BEGIN Rows

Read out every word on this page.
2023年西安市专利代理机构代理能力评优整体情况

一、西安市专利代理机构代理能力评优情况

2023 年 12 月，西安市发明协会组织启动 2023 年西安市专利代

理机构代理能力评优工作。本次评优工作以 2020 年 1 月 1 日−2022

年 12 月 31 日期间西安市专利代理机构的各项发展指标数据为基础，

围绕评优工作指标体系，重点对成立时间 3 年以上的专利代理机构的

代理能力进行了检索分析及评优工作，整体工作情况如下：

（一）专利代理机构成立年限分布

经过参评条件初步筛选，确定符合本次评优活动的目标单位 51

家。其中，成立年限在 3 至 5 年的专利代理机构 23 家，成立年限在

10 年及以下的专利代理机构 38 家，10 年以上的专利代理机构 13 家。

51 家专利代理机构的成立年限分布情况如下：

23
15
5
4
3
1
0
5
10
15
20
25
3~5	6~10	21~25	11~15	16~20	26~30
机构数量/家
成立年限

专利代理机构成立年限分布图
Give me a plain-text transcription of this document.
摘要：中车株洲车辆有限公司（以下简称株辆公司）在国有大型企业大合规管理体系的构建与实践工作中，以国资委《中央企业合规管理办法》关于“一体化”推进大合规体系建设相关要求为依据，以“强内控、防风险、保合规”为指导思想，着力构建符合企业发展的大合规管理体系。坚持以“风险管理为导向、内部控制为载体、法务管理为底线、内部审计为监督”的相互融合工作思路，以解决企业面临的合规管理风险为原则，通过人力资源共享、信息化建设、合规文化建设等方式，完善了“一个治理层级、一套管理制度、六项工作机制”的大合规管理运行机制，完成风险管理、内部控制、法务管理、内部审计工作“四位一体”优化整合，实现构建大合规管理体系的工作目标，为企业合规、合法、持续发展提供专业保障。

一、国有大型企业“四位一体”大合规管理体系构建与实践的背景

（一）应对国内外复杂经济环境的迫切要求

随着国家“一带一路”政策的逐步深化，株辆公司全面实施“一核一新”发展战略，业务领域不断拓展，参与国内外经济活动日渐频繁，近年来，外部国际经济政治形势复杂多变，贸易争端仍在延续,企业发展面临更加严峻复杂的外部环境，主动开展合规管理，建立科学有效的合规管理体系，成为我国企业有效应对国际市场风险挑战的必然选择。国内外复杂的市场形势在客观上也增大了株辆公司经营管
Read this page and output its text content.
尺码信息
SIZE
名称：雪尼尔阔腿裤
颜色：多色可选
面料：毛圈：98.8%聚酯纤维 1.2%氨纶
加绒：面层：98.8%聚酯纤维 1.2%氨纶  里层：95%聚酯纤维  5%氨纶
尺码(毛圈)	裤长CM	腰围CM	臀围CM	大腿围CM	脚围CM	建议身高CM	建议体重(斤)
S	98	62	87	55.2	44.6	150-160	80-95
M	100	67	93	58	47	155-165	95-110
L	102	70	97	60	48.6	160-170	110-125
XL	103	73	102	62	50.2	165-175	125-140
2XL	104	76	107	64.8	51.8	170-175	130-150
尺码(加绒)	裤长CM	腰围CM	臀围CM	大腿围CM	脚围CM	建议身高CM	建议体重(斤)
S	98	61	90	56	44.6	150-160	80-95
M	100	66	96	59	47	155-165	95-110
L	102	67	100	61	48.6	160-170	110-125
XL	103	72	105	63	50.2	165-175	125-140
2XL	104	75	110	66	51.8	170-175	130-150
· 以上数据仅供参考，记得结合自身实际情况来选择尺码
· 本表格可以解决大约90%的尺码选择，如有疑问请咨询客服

END Rows

* Exercise task *
In the material above, show every line where the word "大腿围CM" turns up.

* Response to this exercise *
尺码(毛圈)	裤长CM	腰围CM	臀围CM	大腿围CM	脚围CM	建议身高CM	建议体重(斤)
尺码(加绒)	裤长CM	腰围CM	臀围CM	大腿围CM	脚围CM	建议身高CM	建议体重(斤)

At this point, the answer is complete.